### Excerpted records
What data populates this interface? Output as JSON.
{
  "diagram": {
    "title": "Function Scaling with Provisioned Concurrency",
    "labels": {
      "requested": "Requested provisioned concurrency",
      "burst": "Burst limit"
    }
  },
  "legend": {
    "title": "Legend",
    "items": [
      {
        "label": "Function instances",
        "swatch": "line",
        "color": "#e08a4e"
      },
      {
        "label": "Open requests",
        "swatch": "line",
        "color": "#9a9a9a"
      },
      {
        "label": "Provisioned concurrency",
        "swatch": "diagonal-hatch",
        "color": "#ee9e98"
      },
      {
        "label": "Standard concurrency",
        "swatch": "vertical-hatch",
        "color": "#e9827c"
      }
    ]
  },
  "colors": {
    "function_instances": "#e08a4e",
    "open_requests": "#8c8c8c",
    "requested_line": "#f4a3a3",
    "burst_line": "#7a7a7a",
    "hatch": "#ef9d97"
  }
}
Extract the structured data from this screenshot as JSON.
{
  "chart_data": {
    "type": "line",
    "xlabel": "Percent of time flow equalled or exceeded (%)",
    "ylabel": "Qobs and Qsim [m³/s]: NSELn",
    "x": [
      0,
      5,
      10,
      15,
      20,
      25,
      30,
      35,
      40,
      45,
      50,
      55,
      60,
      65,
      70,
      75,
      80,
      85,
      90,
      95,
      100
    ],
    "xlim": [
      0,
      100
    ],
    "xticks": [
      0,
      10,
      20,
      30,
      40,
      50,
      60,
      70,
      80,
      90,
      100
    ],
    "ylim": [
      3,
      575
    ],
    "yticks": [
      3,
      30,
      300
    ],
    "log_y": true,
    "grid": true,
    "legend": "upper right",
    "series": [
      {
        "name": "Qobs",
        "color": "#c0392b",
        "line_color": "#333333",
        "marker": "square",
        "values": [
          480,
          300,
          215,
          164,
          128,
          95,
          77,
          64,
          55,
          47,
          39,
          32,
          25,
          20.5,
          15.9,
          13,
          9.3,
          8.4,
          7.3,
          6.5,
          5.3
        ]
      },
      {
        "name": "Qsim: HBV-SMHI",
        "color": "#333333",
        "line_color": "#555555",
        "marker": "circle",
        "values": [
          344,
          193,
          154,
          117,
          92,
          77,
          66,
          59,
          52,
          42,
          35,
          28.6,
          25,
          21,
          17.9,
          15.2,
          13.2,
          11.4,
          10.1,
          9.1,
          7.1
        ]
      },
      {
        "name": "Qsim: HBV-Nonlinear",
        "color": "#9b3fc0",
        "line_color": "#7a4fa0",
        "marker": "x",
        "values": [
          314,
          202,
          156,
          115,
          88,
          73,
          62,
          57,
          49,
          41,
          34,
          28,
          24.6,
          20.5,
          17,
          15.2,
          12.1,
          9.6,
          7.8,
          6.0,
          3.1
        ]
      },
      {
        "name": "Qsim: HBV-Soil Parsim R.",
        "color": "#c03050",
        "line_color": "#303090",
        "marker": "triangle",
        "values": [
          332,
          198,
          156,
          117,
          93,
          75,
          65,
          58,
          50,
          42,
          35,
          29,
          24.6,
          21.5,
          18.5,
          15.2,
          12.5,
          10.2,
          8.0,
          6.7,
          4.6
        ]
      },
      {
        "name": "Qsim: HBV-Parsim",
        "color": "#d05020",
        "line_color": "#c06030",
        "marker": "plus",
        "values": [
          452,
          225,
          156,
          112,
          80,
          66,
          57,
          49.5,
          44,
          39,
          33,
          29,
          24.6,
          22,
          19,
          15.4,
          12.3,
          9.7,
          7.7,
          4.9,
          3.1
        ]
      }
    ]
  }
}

### Exercise requirements
Count how many lines contain "hatch" and give only that count.

### The reply
3